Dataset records
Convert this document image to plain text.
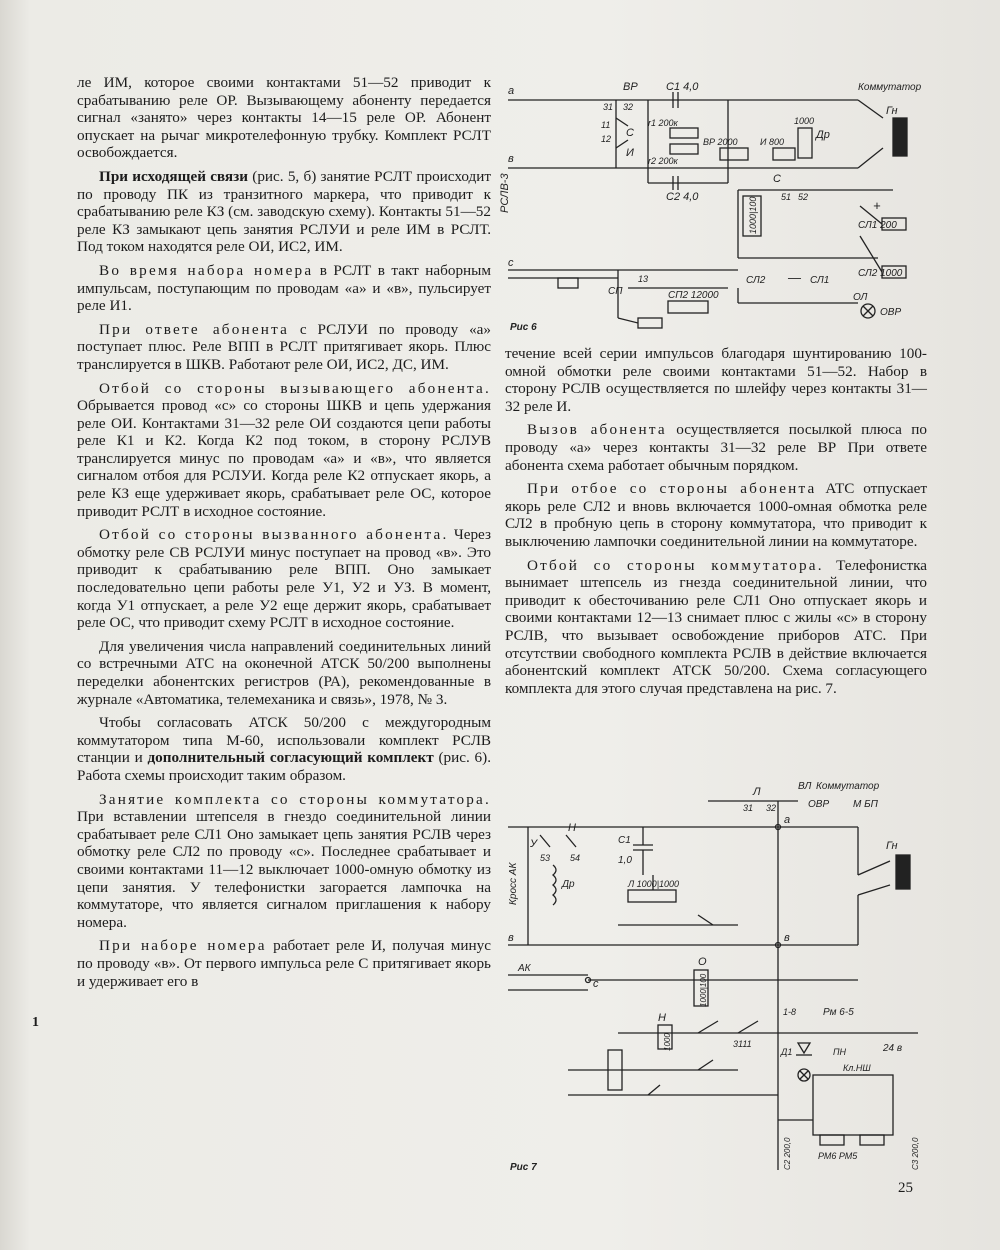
ле ИМ, которое своими контактами 51—52 приводит к срабатыванию реле ОР. Вызывающему абоненту передается сигнал «занято» через контакты 14—15 реле ОР. Абонент опускает на рычаг микротелефонную трубку. Комплект РСЛТ освобождается.

При исходящей связи (рис. 5, б) занятие РСЛТ происходит по проводу ПК из транзитного маркера, что приводит к срабатыванию реле КЗ (см. заводскую схему). Контакты 51—52 реле КЗ замыкают цепь занятия РСЛУИ и реле ИМ в РСЛТ. Под током находятся реле ОИ, ИС2, ИМ.

Во время набора номера в РСЛТ в такт наборным импульсам, поступающим по проводам «а» и «в», пульсирует реле И1.

При ответе абонента с РСЛУИ по проводу «а» поступает плюс. Реле ВПП в РСЛТ притягивает якорь. Плюс транслируется в ШКВ. Работают реле ОИ, ИС2, ДС, ИМ.

Отбой со стороны вызывающего абонента. Обрывается провод «с» со стороны ШКВ и цепь удержания реле ОИ. Контактами 31—32 реле ОИ создаются цепи работы реле К1 и К2. Когда К2 под током, в сторону РСЛУВ транслируется минус по проводам «а» и «в», что является сигналом отбоя для РСЛУИ. Когда реле К2 отпускает якорь, а реле КЗ еще удерживает якорь, срабатывает реле ОС, которое приводит РСЛТ в исходное состояние.

Отбой со стороны вызванного абонента. Через обмотку реле СВ РСЛУИ минус поступает на провод «в». Это приводит к срабатыванию реле ВПП. Оно замыкает последовательно цепи работы реле У1, У2 и УЗ. В момент, когда У1 отпускает, а реле У2 еще держит якорь, срабатывает реле ОС, что приводит схему РСЛТ в исходное состояние.

Для увеличения числа направлений соединительных линий со встречными АТС на оконечной АТСК 50/200 выполнены переделки абонентских регистров (РА), рекомендованные в журнале «Автоматика, телемеханика и связь», 1978, № 3.

Чтобы согласовать АТСК 50/200 с междугородным коммутатором типа М-60, использовали комплект РСЛВ станции и дополнительный согласующий комплект (рис. 6). Работа схемы происходит таким образом.

Занятие комплекта со стороны коммутатора. При вставлении штепселя в гнездо соединительной линии срабатывает реле СЛ1 Оно замыкает цепь занятия РСЛВ через обмотку реле СЛ2 по проводу «с». Последнее срабатывает и своими контактами 11—12 выключает 1000-омную обмотку из цепи занятия. У телефонистки загорается лампочка на коммутаторе, что является сигналом приглашения к набору номера.

При наборе номера работает реле И, получая минус по проводу «в». От первого импульса реле С притягивает якорь и удерживает его в

а
в
с
РСЛВ-3
ВР
31 32
С1 4,0
С2 4,0
r1 200к
r2 200к
ВР 2000 И 800
С
И
11
12
Коммутатор
Гн
Др
1000
1000|100
С
51 52
СЛ1 200
СЛ2 1000
+
—
СП	СП2 12000
13	СЛ2	СЛ1
ОЛ
ОВР
Рис 6

течение всей серии импульсов благодаря шунтированию 100-омной обмотки реле своими контактами 51—52. Набор в сторону РСЛВ осуществляется по шлейфу через контакты 31—32 реле И.

Вызов абонента осуществляется посылкой плюса по проводу «а» через контакты 31—32 реле ВР При ответе абонента схема работает обычным порядком.

При отбое со стороны абонента АТС отпускает якорь реле СЛ2 и вновь включается 1000-омная обмотка реле СЛ2 в пробную цепь в сторону коммутатора, что приводит к выключению лампочки соединительной линии на коммутаторе.

Отбой со стороны коммутатора. Телефонистка вынимает штепсель из гнезда соединительной линии, что приводит к обесточиванию реле СЛ1 Оно отпускает якорь и своими контактами 12—13 снимает плюс с жилы «с» в сторону РСЛВ, что вызывает освобождение приборов АТС. При отсутствии свободного комплекта РСЛВ в действие включается абонентский комплект АТСК 50/200. Схема согласующего комплекта для этого случая представлена на рис. 7.

Л
31 32
ВЛ Коммутатор
ОВР М БП
а
в
в
с
Кросс АК
У
Н
53 54
Др
С1
1,0
Гн
Л 1000|1000
О
1000|100
АК
Н
1000
Рм 6-5
Д1	ПН	24 в
Кл.НШ
С3 200,0
С2 200,0	РМ6 РМ5
1-8
3111
Рис 7
25
1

_WHAT THE TASK ASKS_
Pictures are excluded; output everything else in the data verbatim.

_RESULT OF THIS EXERCISE_
Convert this document image to plain text.
ле ИМ, которое своими контактами 51—52 приводит к срабатыванию реле ОР. Вызывающему абоненту передается сигнал «занято» через контакты 14—15 реле ОР. Абонент опускает на рычаг микротелефонную трубку. Комплект РСЛТ освобождается.

При исходящей связи (рис. 5, б) занятие РСЛТ происходит по проводу ПК из транзитного маркера, что приводит к срабатыванию реле КЗ (см. заводскую схему). Контакты 51—52 реле КЗ замыкают цепь занятия РСЛУИ и реле ИМ в РСЛТ. Под током находятся реле ОИ, ИС2, ИМ.

Во время набора номера в РСЛТ в такт наборным импульсам, поступающим по проводам «а» и «в», пульсирует реле И1.

При ответе абонента с РСЛУИ по проводу «а» поступает плюс. Реле ВПП в РСЛТ притягивает якорь. Плюс транслируется в ШКВ. Работают реле ОИ, ИС2, ДС, ИМ.

Отбой со стороны вызывающего абонента. Обрывается провод «с» со стороны ШКВ и цепь удержания реле ОИ. Контактами 31—32 реле ОИ создаются цепи работы реле К1 и К2. Когда К2 под током, в сторону РСЛУВ транслируется минус по проводам «а» и «в», что является сигналом отбоя для РСЛУИ. Когда реле К2 отпускает якорь, а реле КЗ еще удерживает якорь, срабатывает реле ОС, которое приводит РСЛТ в исходное состояние.

Отбой со стороны вызванного абонента. Через обмотку реле СВ РСЛУИ минус поступает на провод «в». Это приводит к срабатыванию реле ВПП. Оно замыкает последовательно цепи работы реле У1, У2 и УЗ. В момент, когда У1 отпускает, а реле У2 еще держит якорь, срабатывает реле ОС, что приводит схему РСЛТ в исходное состояние.

Для увеличения числа направлений соединительных линий со встречными АТС на оконечной АТСК 50/200 выполнены переделки абонентских регистров (РА), рекомендованные в журнале «Автоматика, телемеханика и связь», 1978, № 3.

Чтобы согласовать АТСК 50/200 с междугородным коммутатором типа М-60, использовали комплект РСЛВ станции и дополнительный согласующий комплект (рис. 6). Работа схемы происходит таким образом.

Занятие комплекта со стороны коммутатора. При вставлении штепселя в гнездо соединительной линии срабатывает реле СЛ1 Оно замыкает цепь занятия РСЛВ через обмотку реле СЛ2 по проводу «с». Последнее срабатывает и своими контактами 11—12 выключает 1000-омную обмотку из цепи занятия. У телефонистки загорается лампочка на коммутаторе, что является сигналом приглашения к набору номера.

При наборе номера работает реле И, получая минус по проводу «в». От первого импульса реле С притягивает якорь и удерживает его в

а
в
с
РСЛВ-3
ВР
31 32
С1 4,0
С2 4,0
r1 200к
r2 200к
ВР 2000 И 800
С
И
11
12
Коммутатор
Гн
Др
1000
1000|100
С
51 52
СЛ1 200
СЛ2 1000
+
—
СП	СП2 12000
13	СЛ2	СЛ1
ОЛ
ОВР
Рис 6

течение всей серии импульсов благодаря шунтированию 100-омной обмотки реле своими контактами 51—52. Набор в сторону РСЛВ осуществляется по шлейфу через контакты 31—32 реле И.

Вызов абонента осуществляется посылкой плюса по проводу «а» через контакты 31—32 реле ВР При ответе абонента схема работает обычным порядком.

При отбое со стороны абонента АТС отпускает якорь реле СЛ2 и вновь включается 1000-омная обмотка реле СЛ2 в пробную цепь в сторону коммутатора, что приводит к выключению лампочки соединительной линии на коммутаторе.

Отбой со стороны коммутатора. Телефонистка вынимает штепсель из гнезда соединительной линии, что приводит к обесточиванию реле СЛ1 Оно отпускает якорь и своими контактами 12—13 снимает плюс с жилы «с» в сторону РСЛВ, что вызывает освобождение приборов АТС. При отсутствии свободного комплекта РСЛВ в действие включается абонентский комплект АТСК 50/200. Схема согласующего комплекта для этого случая представлена на рис. 7.

Л
31 32
ВЛ Коммутатор
ОВР М БП
а
в
в
с
Кросс АК
У
Н
53 54
Др
С1
1,0
Гн
Л 1000|1000
О
1000|100
АК
Н
1000
Рм 6-5
Д1	ПН	24 в
Кл.НШ
С3 200,0
С2 200,0	РМ6 РМ5
1-8
3111
Рис 7
25
1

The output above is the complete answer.